§ DATA IN THIS EXERCISE:

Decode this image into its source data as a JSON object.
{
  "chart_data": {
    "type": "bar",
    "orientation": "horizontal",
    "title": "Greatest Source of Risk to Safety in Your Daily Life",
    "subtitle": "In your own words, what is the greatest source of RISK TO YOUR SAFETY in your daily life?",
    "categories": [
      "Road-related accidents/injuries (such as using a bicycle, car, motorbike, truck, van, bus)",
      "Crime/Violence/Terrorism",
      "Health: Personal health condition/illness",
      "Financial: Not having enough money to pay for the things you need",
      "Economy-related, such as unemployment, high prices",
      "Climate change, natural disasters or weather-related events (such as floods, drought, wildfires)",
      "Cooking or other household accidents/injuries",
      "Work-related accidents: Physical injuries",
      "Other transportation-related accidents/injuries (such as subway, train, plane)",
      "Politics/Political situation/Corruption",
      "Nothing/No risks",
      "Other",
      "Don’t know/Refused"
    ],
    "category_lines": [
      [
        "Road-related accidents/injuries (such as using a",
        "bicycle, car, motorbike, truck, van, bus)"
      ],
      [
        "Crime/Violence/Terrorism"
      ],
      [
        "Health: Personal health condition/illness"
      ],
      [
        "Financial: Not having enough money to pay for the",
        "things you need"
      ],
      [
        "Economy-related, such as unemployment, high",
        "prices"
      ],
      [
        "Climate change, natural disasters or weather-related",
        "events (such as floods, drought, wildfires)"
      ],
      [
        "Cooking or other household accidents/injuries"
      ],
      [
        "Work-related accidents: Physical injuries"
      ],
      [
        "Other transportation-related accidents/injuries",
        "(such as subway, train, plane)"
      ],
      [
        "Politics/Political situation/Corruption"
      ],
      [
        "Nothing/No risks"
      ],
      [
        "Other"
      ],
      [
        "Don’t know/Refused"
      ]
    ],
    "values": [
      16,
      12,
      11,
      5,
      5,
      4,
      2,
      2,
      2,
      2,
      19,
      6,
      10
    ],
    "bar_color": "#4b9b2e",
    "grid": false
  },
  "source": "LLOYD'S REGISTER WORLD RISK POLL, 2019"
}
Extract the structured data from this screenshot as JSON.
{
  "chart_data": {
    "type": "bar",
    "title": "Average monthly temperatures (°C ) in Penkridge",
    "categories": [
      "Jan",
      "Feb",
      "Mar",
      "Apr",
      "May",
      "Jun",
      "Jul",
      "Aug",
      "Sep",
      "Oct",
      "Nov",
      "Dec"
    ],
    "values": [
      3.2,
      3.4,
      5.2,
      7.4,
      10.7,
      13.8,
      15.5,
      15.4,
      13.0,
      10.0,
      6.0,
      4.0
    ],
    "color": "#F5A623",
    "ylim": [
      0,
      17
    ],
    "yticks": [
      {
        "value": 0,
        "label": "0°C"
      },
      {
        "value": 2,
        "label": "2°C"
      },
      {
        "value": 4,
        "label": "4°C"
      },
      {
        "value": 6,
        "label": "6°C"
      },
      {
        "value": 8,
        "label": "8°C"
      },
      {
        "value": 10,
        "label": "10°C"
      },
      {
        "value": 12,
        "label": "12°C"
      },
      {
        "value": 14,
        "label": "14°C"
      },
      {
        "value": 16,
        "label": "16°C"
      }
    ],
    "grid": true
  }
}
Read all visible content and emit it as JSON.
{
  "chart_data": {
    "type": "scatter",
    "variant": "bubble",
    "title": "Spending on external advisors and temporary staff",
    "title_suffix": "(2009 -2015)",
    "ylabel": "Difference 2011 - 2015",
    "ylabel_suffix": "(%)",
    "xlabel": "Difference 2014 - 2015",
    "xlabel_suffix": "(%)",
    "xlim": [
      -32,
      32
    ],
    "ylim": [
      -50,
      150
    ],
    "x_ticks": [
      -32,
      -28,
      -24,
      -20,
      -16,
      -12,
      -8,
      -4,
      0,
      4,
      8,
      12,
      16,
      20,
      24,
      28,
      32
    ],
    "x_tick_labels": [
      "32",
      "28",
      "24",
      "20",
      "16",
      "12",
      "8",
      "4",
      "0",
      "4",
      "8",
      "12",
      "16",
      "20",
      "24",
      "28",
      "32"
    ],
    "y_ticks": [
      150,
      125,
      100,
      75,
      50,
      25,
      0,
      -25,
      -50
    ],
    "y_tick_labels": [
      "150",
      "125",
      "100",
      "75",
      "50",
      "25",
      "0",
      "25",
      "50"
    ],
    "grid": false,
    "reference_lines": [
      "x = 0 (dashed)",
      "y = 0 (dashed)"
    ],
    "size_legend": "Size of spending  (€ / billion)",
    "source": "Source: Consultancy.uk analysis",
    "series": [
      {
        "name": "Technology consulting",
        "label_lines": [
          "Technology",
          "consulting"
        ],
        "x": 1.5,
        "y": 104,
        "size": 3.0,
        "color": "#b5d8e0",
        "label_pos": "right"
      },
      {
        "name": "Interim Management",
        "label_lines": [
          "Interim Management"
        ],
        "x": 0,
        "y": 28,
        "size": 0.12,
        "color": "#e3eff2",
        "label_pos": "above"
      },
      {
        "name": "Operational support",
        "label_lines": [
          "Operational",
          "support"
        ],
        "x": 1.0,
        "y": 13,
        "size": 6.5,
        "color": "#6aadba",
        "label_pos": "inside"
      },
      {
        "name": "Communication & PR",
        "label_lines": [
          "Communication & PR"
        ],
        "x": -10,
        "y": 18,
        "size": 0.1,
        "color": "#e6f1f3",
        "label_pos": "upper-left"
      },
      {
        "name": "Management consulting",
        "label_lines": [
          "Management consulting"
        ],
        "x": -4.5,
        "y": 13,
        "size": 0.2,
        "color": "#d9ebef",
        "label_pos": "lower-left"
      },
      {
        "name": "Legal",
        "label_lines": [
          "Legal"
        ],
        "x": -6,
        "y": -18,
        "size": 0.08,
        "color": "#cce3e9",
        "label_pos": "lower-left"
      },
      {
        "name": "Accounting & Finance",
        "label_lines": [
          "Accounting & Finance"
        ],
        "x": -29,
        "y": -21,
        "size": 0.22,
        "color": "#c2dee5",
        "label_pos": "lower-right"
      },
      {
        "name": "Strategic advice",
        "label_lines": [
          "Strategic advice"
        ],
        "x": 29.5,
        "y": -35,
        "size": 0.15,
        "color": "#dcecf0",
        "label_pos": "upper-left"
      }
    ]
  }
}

§ WHAT IS ASKED: Choose all lines containing the string "Work" and copy them out.

§ RESPONSE TO THIS TASK:
      "Work-related accidents: Physical injuries",
        "Work-related accidents: Physical injuries"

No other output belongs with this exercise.